VORGEGEBENER TEXT
- - -

Den Ermittlungen zufolge wollte er die israelische Botschaft in Berlin mit Schusswaffen angreifen. Der Hinweis auf den Mann soll von einem ausländischen Nachrichtendienst gekommen sein.

Bundeskanzler Olaf Scholz (SPD) sprach von einem «feigen Anschlagsplan», der verhindert worden sei. Innenministerin Nancy Faeser wies auf die hohe Terrorgefahr in Deutschland hin und betonte die Bedeutung des Schutzes jüdischer und israelischer Einrichtungen.

»Es kann nicht sein, dass wir auf Hinweise aus dem Ausland angewiesen sind, aber selbst unsere Fähigkeiten nicht voll ausschöpfen dürfen, weil ein falsches Datenschutzverständnis uns die Hände bindet«, kritisierte Kramer. Die Politik habe die Pflicht, »uns die nötigen Befugnisse und Werkzeuge zu geben, um die Bedrohung unserer offenen Gesellschaft endlich besser abwehren zu können«. »Beim nächsten Mal kommt der Hinweis aus dem ausländischen Partnerdienst vielleicht zu spät«, warnte der Verfassungsschützer.

An der Spitze des für ganz Deutschland zuständigen Bundesamts für Verfassungsschutz steht derweil bald ein Wechsel an. Thomas Haldenwang, derzeit Präsident des Verfassungsschutzes, steht kurz vor dem Rentenalter. Bundesinnenministerin Nancy Faeser (SPD) will zeitnah einen neuen Präsidenten oder eine neue Präsidentin berufen.

- - -

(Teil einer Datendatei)
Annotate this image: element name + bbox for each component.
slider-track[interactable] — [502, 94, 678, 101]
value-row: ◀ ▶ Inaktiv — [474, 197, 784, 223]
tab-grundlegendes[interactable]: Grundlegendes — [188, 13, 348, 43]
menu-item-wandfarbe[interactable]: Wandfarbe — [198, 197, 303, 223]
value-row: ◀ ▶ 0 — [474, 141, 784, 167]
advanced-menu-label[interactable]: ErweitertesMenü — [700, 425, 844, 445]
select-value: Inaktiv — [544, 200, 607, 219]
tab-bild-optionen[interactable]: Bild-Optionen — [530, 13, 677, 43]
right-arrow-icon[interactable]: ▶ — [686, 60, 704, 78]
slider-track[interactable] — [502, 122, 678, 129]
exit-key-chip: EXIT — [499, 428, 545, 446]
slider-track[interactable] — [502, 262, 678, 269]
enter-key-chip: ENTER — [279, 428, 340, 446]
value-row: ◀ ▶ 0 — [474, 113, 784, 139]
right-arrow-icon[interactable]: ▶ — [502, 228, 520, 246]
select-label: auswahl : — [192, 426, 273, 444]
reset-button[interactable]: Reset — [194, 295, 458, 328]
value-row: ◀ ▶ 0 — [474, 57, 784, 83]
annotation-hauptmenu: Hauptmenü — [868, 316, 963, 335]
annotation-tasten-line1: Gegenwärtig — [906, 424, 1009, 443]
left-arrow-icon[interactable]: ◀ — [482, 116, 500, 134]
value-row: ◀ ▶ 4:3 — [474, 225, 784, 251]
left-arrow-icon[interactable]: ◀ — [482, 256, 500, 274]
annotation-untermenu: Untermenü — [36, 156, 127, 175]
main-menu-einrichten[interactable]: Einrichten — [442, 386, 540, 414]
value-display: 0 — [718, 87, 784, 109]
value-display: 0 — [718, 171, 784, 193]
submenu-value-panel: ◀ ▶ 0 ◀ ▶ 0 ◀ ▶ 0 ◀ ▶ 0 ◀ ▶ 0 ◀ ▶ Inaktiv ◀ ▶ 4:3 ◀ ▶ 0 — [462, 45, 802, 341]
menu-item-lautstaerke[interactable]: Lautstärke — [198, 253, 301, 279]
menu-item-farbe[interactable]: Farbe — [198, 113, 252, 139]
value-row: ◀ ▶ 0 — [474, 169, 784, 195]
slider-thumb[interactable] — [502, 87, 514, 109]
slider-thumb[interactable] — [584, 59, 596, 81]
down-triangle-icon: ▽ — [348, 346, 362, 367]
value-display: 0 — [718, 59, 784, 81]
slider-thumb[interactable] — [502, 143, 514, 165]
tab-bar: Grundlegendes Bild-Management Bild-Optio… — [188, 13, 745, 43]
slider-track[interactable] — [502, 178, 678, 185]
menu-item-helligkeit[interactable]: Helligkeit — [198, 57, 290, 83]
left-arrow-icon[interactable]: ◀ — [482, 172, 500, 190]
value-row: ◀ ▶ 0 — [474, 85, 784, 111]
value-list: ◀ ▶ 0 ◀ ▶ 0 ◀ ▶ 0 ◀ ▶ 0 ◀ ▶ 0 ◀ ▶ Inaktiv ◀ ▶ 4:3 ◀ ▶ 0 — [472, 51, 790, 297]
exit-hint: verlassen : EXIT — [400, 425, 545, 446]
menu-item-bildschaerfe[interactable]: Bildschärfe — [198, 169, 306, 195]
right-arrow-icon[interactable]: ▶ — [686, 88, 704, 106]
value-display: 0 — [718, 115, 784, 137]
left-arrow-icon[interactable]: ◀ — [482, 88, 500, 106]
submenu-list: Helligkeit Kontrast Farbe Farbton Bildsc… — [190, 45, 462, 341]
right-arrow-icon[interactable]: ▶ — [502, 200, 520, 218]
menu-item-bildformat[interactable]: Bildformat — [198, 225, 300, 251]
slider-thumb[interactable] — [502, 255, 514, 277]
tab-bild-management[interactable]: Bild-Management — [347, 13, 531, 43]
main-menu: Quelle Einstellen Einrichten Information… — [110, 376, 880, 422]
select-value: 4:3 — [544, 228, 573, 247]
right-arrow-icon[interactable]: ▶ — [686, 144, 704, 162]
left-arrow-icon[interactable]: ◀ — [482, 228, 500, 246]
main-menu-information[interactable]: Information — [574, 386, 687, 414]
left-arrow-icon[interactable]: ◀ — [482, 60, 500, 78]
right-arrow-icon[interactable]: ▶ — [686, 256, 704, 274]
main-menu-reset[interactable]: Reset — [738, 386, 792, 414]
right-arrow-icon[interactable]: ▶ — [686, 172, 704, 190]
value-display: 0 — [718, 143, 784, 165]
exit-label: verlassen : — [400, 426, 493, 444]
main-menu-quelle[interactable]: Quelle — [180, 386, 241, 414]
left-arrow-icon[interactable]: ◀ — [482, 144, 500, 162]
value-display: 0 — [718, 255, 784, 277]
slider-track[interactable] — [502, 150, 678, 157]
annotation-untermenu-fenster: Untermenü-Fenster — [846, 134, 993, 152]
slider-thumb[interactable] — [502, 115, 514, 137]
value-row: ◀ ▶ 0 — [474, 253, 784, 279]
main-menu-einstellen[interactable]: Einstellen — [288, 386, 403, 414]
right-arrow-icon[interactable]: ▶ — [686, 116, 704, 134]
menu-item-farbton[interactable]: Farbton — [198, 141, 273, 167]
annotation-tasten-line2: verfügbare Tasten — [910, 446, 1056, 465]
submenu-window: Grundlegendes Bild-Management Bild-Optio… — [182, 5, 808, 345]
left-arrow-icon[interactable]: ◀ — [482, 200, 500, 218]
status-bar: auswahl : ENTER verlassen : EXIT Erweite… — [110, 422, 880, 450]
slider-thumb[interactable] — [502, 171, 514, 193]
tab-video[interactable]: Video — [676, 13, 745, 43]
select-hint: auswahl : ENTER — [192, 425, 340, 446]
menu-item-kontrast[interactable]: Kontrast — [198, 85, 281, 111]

- - -

AUFGABEN
1. Gib aus dem Text über den verhinderten Anschlagsplan den Abschnitt von „Bundeskanzler Olaf Scholz“ bis einschließlich „und israelischer Einrichtungen.“ wortgetreu wieder.
2. Erläutere in ein bis drei Sätzen, weshalb die eigenen Fähigkeiten laut Kramer im Text über den verhinderten Anschlagsplan nicht voll ausgeschöpft werden dürfen.
3. Schreibe den Text über den verhinderten Anschlagsplan im Anschluss an seinen letzten Satz weiter.
Das Material stammt aus einer anderen Quelle.

LÖSUNGEN JE AUFGABE
1.
Bundeskanzler Olaf Scholz (SPD) sprach von einem «feigen Anschlagsplan», der verhindert worden sei. Innenministerin Nancy Faeser wies auf die hohe Terrorgefahr in Deutschland hin und betonte die Bedeutung des Schutzes jüdischer und israelischer Einrichtungen.

2. Kramer zufolge bindet ein falsches Datenschutzverständnis den Behörden die Hände. Deshalb dürfen sie ihre eigenen Fähigkeiten nicht voll ausschöpfen und sind auf Hinweise aus dem Ausland angewiesen.

3.
Wie das Redaktionsnetzwerk Deutschland unter Berufung auf Regierungskreise berichtete, soll die Ernennung noch vor der Bundestagswahl erfolgen, möglicherweise noch in diesem Jahr. Ein neuer Bundestag wird 2025 gewählt. Seit 2018 amtiert Thomas Haldenwang an der Spitze der Kölner Behörde.

Haldenwang genießt einen guten Ruf und hat das Amt nach den Skandalen um seinen zunehmend rechtsgerichteten Vorgänger Hans-Georg Maaßen wieder in seriöse Fahrwasser gelenkt. Allerdings ist er 64 Jahre alt und nähert sich damit der Altersgrenze. Faeser wolle auf jeden Fall selbst über seine Nachfolge bestimmen, hieß es aus Regierungskreisen. Dies sei nur »eine Frage von Wochen oder Monaten«.

Als denkbar gilt, dass Haldenwang noch ein von ihm angekündigtes neues Gutachten zur Einstufung der AfD vorstellt und anschließend aufhört. Er hatte das Gutachten am Montag vorige Woche angekündigt.

Beim Bundesamt für Verfassungsschutz gibt es derzeit zwei Vizepräsidenten, Silke Willems und Sinan Selen. Neben diesen sind auch andere Namen für die Nachfolge Haldenwangs im Gespräch.